DIRECTIONS -
Rewrite the records that follow with every instance of "help-icon" swapped for "info-icon", leaving everything else unchanged.
[START OF DATA ROWS]
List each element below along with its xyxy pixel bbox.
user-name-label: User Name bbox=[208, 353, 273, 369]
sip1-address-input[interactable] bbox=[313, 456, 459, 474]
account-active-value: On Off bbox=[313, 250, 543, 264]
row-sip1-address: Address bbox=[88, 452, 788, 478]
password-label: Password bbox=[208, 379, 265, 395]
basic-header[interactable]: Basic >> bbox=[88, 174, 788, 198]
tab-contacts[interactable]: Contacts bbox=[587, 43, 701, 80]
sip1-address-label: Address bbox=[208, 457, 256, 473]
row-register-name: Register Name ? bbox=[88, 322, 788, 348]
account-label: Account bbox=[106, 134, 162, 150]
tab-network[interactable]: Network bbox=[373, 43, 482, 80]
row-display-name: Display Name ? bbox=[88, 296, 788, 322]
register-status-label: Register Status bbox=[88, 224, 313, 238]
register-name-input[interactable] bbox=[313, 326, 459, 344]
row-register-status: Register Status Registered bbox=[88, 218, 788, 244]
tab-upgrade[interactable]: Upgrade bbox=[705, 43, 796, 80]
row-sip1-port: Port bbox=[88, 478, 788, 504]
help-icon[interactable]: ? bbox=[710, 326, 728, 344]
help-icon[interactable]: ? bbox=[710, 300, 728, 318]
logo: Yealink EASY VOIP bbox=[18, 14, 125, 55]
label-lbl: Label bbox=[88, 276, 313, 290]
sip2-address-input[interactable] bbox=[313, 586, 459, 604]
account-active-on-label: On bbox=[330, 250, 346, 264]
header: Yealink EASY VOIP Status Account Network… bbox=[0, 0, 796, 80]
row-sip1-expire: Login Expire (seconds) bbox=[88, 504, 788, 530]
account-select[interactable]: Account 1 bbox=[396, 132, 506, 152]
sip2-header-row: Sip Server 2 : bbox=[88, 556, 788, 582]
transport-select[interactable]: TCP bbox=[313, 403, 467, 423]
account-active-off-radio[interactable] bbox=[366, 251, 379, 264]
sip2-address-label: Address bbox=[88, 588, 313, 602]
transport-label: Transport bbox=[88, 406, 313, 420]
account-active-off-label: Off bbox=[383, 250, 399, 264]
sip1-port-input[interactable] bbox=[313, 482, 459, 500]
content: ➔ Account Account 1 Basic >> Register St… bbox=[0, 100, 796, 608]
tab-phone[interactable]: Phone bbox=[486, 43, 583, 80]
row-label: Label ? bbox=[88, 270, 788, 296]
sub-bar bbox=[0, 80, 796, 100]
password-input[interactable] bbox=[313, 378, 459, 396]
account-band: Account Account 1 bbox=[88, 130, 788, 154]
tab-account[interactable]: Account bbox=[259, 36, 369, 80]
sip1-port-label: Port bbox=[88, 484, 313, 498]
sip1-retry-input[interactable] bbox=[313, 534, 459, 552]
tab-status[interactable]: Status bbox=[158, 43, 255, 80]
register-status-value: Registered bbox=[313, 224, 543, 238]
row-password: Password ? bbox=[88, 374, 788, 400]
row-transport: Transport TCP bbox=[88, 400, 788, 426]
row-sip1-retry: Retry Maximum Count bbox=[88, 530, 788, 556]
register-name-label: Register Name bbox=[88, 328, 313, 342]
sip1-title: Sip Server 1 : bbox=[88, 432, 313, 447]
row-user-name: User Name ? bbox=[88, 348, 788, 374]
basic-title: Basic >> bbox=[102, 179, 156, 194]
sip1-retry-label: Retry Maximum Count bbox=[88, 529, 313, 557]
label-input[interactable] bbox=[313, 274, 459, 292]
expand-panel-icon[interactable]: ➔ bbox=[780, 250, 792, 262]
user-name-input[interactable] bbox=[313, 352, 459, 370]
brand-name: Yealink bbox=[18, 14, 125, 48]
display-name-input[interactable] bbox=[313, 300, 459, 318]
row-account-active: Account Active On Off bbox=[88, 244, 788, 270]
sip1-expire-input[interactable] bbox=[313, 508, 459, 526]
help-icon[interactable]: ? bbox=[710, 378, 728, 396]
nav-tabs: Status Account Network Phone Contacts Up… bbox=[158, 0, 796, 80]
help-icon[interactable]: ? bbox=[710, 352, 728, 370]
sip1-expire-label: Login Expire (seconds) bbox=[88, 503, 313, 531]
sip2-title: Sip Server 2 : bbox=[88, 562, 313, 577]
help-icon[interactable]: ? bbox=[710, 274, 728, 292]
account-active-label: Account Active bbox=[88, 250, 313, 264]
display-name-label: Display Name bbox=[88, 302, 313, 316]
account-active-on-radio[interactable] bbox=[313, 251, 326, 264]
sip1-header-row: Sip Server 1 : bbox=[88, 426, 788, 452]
[END OF DATA ROWS]
SOLUTION BELOW -
List each element below along with its xyxy pixel bbox.
user-name-label: User Name bbox=[208, 353, 273, 369]
sip1-address-input[interactable] bbox=[313, 456, 459, 474]
account-active-value: On Off bbox=[313, 250, 543, 264]
row-sip1-address: Address bbox=[88, 452, 788, 478]
password-label: Password bbox=[208, 379, 265, 395]
basic-header[interactable]: Basic >> bbox=[88, 174, 788, 198]
tab-contacts[interactable]: Contacts bbox=[587, 43, 701, 80]
sip1-address-label: Address bbox=[208, 457, 256, 473]
row-register-name: Register Name ? bbox=[88, 322, 788, 348]
account-label: Account bbox=[106, 134, 162, 150]
tab-network[interactable]: Network bbox=[373, 43, 482, 80]
row-display-name: Display Name ? bbox=[88, 296, 788, 322]
register-status-label: Register Status bbox=[88, 224, 313, 238]
register-name-input[interactable] bbox=[313, 326, 459, 344]
row-register-status: Register Status Registered bbox=[88, 218, 788, 244]
tab-upgrade[interactable]: Upgrade bbox=[705, 43, 796, 80]
row-sip1-port: Port bbox=[88, 478, 788, 504]
info-icon[interactable]: ? bbox=[710, 326, 728, 344]
info-icon[interactable]: ? bbox=[710, 300, 728, 318]
logo: Yealink EASY VOIP bbox=[18, 14, 125, 55]
label-lbl: Label bbox=[88, 276, 313, 290]
sip2-address-input[interactable] bbox=[313, 586, 459, 604]
account-active-on-label: On bbox=[330, 250, 346, 264]
header: Yealink EASY VOIP Status Account Network… bbox=[0, 0, 796, 80]
row-sip1-expire: Login Expire (seconds) bbox=[88, 504, 788, 530]
account-select[interactable]: Account 1 bbox=[396, 132, 506, 152]
sip2-header-row: Sip Server 2 : bbox=[88, 556, 788, 582]
transport-select[interactable]: TCP bbox=[313, 403, 467, 423]
account-active-off-radio[interactable] bbox=[366, 251, 379, 264]
sip2-address-label: Address bbox=[88, 588, 313, 602]
transport-label: Transport bbox=[88, 406, 313, 420]
account-active-off-label: Off bbox=[383, 250, 399, 264]
sip1-port-input[interactable] bbox=[313, 482, 459, 500]
content: ➔ Account Account 1 Basic >> Register St… bbox=[0, 100, 796, 608]
tab-phone[interactable]: Phone bbox=[486, 43, 583, 80]
row-label: Label ? bbox=[88, 270, 788, 296]
sub-bar bbox=[0, 80, 796, 100]
password-input[interactable] bbox=[313, 378, 459, 396]
account-band: Account Account 1 bbox=[88, 130, 788, 154]
tab-account[interactable]: Account bbox=[259, 36, 369, 80]
sip1-port-label: Port bbox=[88, 484, 313, 498]
sip1-retry-input[interactable] bbox=[313, 534, 459, 552]
tab-status[interactable]: Status bbox=[158, 43, 255, 80]
register-status-value: Registered bbox=[313, 224, 543, 238]
row-password: Password ? bbox=[88, 374, 788, 400]
row-transport: Transport TCP bbox=[88, 400, 788, 426]
row-sip1-retry: Retry Maximum Count bbox=[88, 530, 788, 556]
register-name-label: Register Name bbox=[88, 328, 313, 342]
sip1-title: Sip Server 1 : bbox=[88, 432, 313, 447]
row-user-name: User Name ? bbox=[88, 348, 788, 374]
basic-title: Basic >> bbox=[102, 179, 156, 194]
sip1-retry-label: Retry Maximum Count bbox=[88, 529, 313, 557]
label-input[interactable] bbox=[313, 274, 459, 292]
expand-panel-icon[interactable]: ➔ bbox=[780, 250, 792, 262]
user-name-input[interactable] bbox=[313, 352, 459, 370]
brand-name: Yealink bbox=[18, 14, 125, 48]
display-name-input[interactable] bbox=[313, 300, 459, 318]
row-account-active: Account Active On Off bbox=[88, 244, 788, 270]
sip1-expire-input[interactable] bbox=[313, 508, 459, 526]
info-icon[interactable]: ? bbox=[710, 378, 728, 396]
nav-tabs: Status Account Network Phone Contacts Up… bbox=[158, 0, 796, 80]
info-icon[interactable]: ? bbox=[710, 352, 728, 370]
sip1-expire-label: Login Expire (seconds) bbox=[88, 503, 313, 531]
sip2-title: Sip Server 2 : bbox=[88, 562, 313, 577]
info-icon[interactable]: ? bbox=[710, 274, 728, 292]
account-active-label: Account Active bbox=[88, 250, 313, 264]
display-name-label: Display Name bbox=[88, 302, 313, 316]
account-active-on-radio[interactable] bbox=[313, 251, 326, 264]
sip1-header-row: Sip Server 1 : bbox=[88, 426, 788, 452]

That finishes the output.